Copy every record below, exactly as written.

Items from a dataset
--- START ---

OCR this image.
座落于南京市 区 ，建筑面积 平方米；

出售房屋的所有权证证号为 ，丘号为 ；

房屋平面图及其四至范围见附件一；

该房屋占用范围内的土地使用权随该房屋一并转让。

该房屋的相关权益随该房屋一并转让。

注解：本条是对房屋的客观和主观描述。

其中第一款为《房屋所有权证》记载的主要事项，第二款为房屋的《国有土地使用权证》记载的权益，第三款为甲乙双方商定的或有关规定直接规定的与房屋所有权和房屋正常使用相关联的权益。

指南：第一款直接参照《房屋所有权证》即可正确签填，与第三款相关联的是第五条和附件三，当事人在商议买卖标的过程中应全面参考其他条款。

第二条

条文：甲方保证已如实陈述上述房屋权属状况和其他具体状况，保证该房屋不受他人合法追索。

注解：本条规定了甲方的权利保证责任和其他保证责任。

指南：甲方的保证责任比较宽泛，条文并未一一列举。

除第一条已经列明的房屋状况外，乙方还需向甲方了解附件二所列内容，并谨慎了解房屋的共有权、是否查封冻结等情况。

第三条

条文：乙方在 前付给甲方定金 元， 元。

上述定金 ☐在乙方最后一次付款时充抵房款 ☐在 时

--- END ---

▸ **SOLVED EXERCISE**:
OCR this image.
座落于南京市 区 ，建筑面积 平方米；

出售房屋的所有权证证号为 ，丘号为 ；

房屋平面图及其四至范围见附件一；

该房屋占用范围内的土地使用权随该房屋一并转让。

该房屋的相关权益随该房屋一并转让。

注解：本条是对房屋的客观和主观描述。

其中第一款为《房屋所有权证》记载的主要事项，第二款为房屋的《国有土地使用权证》记载的权益，第三款为甲乙双方商定的或有关规定直接规定的与房屋所有权和房屋正常使用相关联的权益。

指南：第一款直接参照《房屋所有权证》即可正确签填，与第三款相关联的是第五条和附件三，当事人在商议买卖标的过程中应全面参考其他条款。

第二条

条文：甲方保证已如实陈述上述房屋权属状况和其他具体状况，保证该房屋不受他人合法追索。

注解：本条规定了甲方的权利保证责任和其他保证责任。

指南：甲方的保证责任比较宽泛，条文并未一一列举。

除第一条已经列明的房屋状况外，乙方还需向甲方了解附件二所列内容，并谨慎了解房屋的共有权、是否查封冻结等情况。

第三条

条文：乙方在 前付给甲方定金 元， 元。

上述定金 ☐在乙方最后一次付款时充抵房款 ☐在 时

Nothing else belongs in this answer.